Die Analyse von Lebens- und Erwerbsverläufen setzt die Arbeiten zu einer „Sozialberichterstattung im Längsschnitt“ fort, die in soeb 1 begannen und die bereits eine eigene Abteilung in soeb 2 bildeten. Der individuelle Lebensverlauf wird hier als zeitlich geordnete Chancenstruktur verstanden, die durch die Lebensverläufe anderer Personen und durch soziale Institutionen strukturiert wird und in der Lebensphasen und Übergangsereignisse einen inneren Zusammenhang bilden: günstige oder nachteilige Funktionen und Handlungsoptionen kumulieren im Lebensverlauf und können gesicherte oder prekäre Verlaufsmuster begründen. Die hier vorgeschlagenen Kapitel beobachten Teilhabeeffekte mittels bestehender Mikrodatensätze im Längsschnitt und entwickeln hierzu Indikatoren und Typisierungen. Der regulierte Arbeitsmarkt und der Wohlfahrtstaat der fordistischen Kapitalismusformation ermöglichte individuell planbare Lebensverläufe und wirkte zugleich standardisierend. Eine Leitfrage dieser Berichtsabteilung lautet daher: Wie hat sich im Umbruch des Produktions- und Sozialmodells das Verhältnis von Autonomie und institutioneller Prägung des Lebensverlaufs verändert? Wie weit ist die beobachtete Pluralisierung von Lebensverläufen Ergebnis von Individualisierung, d.h. eines Zuwachses frei zugänglicher Optionen der Lebensweise, und wo reproduzieren oder vertiefen lebensverlaufsrelevante bzw. lebensverlaufssensible Institutionen des Beschäftigungssystems und des Sozialstaats die sozialstrukturelle Ungleichheit der Optionen?

Die Arbeitswelt differenziert sich in vielfältige unterschiedliche Beschäftigungssysteme und Arbeitssituationen aus, in denen das Normalarbeitsverhältnis und die Normalerwerbsbio­grafie weiter den Erwartungshorizont vieler Beschäftigter prägen, jedoch als reales Muster neben andere treten. Dabei lässt sich allein von einem bestimmten Erwerbsstatus nicht mehr auf den Grad realisierter Teilhabe schließen; ob diskontinuierliche und atypische Beschäftigung in die „Zone der Prekarität“ führen, entscheidet sich erst in der Betrachtung längerer Verlaufsmuster (ebenso muss der Haushaltskontext berücksichtigt werden, vgl. Kapitel 14).

******************************

# [Aufgabe 1]
Geben Sie den Textauszug zu Lebens- und Erwerbsverläufen wortgetreu wieder, beginnend bei „Die Arbeitswelt differenziert“ und endend bei „vgl. Kapitel 14).“.
Der Textauszug und die Einträge stehen in keinem Zusammenhang miteinander.

# [Einträge zur Übung]
******************************

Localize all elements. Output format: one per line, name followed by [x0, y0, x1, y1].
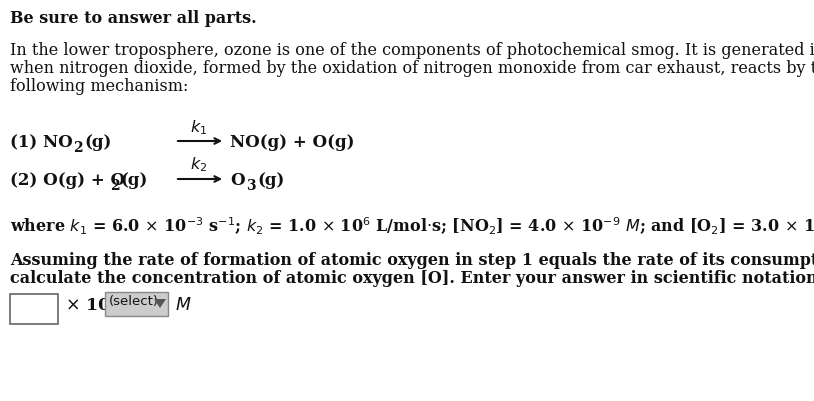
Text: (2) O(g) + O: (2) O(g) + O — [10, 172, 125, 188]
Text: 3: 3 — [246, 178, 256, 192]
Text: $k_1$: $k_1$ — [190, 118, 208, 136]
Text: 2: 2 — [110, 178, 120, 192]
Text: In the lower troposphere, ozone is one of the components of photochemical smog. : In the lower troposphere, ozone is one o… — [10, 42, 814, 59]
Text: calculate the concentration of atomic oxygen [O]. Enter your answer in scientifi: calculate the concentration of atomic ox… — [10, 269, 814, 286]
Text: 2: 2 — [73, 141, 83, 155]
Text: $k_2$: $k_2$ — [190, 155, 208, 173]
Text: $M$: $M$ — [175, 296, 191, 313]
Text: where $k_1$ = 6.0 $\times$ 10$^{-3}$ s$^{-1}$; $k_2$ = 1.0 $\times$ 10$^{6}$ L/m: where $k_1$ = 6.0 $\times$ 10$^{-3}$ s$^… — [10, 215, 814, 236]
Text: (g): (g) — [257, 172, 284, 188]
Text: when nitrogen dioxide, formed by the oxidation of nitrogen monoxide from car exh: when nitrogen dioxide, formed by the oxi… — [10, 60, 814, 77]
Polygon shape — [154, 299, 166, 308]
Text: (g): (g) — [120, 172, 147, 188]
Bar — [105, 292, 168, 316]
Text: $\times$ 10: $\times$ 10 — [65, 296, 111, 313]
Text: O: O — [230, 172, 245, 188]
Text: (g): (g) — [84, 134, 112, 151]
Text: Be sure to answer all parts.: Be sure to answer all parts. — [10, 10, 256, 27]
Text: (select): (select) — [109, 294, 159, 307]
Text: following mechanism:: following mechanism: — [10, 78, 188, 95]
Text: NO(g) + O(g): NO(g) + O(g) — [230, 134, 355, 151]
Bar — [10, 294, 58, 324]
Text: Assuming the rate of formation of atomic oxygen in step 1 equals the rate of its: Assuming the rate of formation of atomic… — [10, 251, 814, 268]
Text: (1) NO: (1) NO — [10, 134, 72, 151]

******************************

# [Aufgabe 2]
Zitieren Sie aus den Einträgen die Zeilen, beginnend mit der Zeile, die „Text: (2) O(g)“ enthält, und endend mit der Zeile, die „Text: In the“ enthält, jeweils einschließlich.

# [Lösung 1]
Die Arbeitswelt differenziert sich in vielfältige unterschiedliche Beschäftigungssysteme und Arbeitssituationen aus, in denen das Normalarbeitsverhältnis und die Normalerwerbsbio­grafie weiter den Erwartungshorizont vieler Beschäftigter prägen, jedoch als reales Muster neben andere treten. Dabei lässt sich allein von einem bestimmten Erwerbsstatus nicht mehr auf den Grad realisierter Teilhabe schließen; ob diskontinuierliche und atypische Beschäftigung in die „Zone der Prekarität“ führen, entscheidet sich erst in der Betrachtung längerer Verlaufsmuster (ebenso muss der Haushaltskontext berücksichtigt werden, vgl. Kapitel 14).

# [Lösung 2]
Text: (2) O(g) + O: (2) O(g) + O — [10, 172, 125, 188]
Text: 3: 3 — [246, 178, 256, 192]
Text: $k_1$: $k_1$ — [190, 118, 208, 136]
Text: 2: 2 — [110, 178, 120, 192]
Text: In the lower troposphere, ozone is one of the components of photochemical smog. : In the lower troposphere, ozone is one o… — [10, 42, 814, 59]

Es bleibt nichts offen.